# start of Data shown

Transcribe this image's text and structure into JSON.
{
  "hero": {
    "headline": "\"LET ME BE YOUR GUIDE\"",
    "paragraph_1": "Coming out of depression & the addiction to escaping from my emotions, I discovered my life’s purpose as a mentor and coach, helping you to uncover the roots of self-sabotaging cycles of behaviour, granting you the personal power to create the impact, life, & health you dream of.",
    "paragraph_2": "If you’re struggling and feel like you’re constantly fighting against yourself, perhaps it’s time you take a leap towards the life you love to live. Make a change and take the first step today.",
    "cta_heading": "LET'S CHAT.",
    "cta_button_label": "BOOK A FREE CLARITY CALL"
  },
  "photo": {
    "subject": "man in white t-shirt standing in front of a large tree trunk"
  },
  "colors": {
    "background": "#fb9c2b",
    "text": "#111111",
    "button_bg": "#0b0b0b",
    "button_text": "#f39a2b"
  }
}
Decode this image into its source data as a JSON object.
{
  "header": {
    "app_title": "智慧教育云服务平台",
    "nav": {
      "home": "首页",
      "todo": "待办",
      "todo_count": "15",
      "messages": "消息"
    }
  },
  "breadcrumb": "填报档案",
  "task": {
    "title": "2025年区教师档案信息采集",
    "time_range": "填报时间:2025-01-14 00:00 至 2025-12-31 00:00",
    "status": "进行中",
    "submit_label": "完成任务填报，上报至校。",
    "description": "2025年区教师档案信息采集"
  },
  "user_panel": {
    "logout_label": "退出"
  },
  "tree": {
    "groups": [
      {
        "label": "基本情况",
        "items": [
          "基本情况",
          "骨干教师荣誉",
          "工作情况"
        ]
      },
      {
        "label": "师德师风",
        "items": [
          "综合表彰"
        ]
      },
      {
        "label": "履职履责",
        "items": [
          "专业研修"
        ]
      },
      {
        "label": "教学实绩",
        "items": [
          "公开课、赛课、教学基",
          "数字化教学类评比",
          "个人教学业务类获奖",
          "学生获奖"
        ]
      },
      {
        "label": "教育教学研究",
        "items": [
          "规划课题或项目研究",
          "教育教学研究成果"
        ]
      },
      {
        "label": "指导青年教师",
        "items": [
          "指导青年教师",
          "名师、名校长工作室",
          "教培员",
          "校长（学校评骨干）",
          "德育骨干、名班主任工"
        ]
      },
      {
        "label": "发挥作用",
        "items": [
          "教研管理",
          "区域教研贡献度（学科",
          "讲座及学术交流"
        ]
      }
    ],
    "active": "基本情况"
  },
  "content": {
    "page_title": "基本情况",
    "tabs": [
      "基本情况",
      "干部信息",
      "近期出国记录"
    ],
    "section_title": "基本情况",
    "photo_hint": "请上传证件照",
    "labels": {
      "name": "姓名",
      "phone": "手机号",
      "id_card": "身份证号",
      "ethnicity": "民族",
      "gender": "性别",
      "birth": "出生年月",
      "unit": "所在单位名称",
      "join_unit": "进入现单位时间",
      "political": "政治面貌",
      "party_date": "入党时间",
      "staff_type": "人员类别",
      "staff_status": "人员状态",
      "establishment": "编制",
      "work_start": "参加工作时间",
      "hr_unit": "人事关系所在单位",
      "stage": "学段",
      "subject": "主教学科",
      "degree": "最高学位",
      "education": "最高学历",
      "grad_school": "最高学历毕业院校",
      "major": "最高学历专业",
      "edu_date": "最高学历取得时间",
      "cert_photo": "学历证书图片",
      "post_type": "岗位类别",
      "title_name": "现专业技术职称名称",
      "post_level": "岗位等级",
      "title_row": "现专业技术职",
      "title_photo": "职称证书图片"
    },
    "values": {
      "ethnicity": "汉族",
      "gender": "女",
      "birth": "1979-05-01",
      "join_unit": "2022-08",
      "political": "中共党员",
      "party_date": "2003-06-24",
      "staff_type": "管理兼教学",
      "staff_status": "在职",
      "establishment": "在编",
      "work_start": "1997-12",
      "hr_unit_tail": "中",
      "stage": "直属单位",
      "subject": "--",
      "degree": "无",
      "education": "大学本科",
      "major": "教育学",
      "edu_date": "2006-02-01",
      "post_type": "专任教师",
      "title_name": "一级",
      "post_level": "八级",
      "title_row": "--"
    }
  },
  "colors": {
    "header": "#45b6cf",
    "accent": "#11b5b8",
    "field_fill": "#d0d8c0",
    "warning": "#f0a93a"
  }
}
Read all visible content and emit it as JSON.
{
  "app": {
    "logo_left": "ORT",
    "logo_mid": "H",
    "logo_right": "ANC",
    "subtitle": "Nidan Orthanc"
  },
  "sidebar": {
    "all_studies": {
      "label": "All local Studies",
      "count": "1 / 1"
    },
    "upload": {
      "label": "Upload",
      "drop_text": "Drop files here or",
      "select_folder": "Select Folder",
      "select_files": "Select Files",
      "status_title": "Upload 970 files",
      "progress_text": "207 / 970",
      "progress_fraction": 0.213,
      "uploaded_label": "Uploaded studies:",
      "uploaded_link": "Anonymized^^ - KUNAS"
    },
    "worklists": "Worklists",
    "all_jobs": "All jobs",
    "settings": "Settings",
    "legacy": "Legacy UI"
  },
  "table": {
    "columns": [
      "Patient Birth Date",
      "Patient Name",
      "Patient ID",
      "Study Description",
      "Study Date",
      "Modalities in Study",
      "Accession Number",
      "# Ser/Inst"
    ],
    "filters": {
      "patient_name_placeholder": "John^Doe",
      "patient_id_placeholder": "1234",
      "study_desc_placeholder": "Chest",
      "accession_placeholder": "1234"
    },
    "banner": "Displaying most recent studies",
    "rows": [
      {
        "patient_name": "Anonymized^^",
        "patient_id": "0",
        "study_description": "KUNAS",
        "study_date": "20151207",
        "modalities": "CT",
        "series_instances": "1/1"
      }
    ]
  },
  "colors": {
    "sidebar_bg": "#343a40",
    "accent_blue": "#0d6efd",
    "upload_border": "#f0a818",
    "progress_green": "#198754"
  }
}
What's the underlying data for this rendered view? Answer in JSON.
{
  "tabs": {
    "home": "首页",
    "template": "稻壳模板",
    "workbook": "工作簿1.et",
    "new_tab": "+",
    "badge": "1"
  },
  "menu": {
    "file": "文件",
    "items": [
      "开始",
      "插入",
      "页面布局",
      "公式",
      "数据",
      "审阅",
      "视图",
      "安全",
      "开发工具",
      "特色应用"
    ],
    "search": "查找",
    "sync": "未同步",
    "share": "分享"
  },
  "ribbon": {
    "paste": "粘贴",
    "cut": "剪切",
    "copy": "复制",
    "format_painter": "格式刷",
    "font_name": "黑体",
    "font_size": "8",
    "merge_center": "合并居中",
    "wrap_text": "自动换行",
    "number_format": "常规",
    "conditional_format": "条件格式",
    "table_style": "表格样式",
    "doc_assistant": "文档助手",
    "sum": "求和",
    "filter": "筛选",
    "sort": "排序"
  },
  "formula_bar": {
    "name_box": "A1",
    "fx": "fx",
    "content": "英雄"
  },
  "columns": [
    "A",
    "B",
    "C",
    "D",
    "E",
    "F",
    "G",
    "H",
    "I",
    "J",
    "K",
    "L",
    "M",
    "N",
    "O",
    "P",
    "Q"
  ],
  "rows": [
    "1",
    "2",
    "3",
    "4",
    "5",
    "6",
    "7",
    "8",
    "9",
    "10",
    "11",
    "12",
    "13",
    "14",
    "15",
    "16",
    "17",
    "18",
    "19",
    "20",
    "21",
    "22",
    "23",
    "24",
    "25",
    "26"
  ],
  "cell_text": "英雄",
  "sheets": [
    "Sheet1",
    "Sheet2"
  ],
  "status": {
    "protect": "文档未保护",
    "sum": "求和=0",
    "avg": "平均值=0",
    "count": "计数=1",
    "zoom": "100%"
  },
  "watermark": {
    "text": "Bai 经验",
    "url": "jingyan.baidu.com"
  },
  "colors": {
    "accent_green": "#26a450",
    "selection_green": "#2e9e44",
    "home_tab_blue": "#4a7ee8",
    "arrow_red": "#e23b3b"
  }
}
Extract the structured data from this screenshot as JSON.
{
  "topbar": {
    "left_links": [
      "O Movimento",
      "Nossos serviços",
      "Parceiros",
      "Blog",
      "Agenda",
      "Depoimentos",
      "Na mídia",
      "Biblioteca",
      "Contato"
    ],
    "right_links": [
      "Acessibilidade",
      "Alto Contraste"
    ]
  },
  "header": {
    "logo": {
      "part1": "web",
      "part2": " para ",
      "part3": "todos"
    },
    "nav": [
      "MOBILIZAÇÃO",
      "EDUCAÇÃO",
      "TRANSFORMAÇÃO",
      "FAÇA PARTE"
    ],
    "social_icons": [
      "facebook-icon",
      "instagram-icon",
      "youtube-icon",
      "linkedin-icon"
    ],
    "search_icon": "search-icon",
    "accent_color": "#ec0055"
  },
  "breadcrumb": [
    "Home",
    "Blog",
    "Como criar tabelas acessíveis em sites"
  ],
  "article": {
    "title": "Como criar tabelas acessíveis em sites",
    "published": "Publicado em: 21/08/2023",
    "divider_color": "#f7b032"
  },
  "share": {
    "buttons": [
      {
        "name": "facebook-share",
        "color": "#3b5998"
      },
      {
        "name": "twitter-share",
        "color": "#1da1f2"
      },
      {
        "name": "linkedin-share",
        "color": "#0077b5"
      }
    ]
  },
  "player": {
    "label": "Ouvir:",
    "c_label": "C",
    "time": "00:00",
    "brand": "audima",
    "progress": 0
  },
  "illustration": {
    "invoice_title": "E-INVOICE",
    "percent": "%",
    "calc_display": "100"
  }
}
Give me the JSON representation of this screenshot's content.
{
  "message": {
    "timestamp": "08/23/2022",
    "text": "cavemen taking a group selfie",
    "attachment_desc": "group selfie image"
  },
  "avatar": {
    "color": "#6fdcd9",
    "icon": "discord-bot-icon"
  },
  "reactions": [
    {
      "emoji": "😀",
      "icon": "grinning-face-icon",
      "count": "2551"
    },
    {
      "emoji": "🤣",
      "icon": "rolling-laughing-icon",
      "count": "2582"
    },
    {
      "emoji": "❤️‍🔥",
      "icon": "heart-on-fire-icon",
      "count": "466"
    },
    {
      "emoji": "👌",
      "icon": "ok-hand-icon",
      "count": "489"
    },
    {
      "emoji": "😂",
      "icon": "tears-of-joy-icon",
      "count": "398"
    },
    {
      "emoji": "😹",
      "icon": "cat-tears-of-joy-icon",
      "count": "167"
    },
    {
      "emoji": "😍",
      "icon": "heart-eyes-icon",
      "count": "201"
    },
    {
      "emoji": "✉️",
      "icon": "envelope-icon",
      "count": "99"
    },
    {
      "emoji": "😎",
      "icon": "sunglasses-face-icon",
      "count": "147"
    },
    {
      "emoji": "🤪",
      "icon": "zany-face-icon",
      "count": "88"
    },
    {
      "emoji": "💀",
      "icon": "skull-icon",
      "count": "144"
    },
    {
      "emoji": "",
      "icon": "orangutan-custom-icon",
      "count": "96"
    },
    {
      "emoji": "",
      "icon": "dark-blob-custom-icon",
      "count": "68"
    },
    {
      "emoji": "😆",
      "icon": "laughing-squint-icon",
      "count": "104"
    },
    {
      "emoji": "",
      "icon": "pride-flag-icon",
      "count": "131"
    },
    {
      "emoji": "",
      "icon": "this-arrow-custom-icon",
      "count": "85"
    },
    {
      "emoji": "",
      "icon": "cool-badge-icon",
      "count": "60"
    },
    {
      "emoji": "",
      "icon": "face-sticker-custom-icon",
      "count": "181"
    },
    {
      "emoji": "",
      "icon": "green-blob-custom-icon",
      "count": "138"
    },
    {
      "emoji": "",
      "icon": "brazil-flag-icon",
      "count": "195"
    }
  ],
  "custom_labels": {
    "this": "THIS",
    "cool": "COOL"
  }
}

# end of Data shown

**Exercise details:** List every line above containing the word "screenshot".

**Worked answer:**
Extract the structured data from this screenshot as JSON.
Give me the JSON representation of this screenshot's content.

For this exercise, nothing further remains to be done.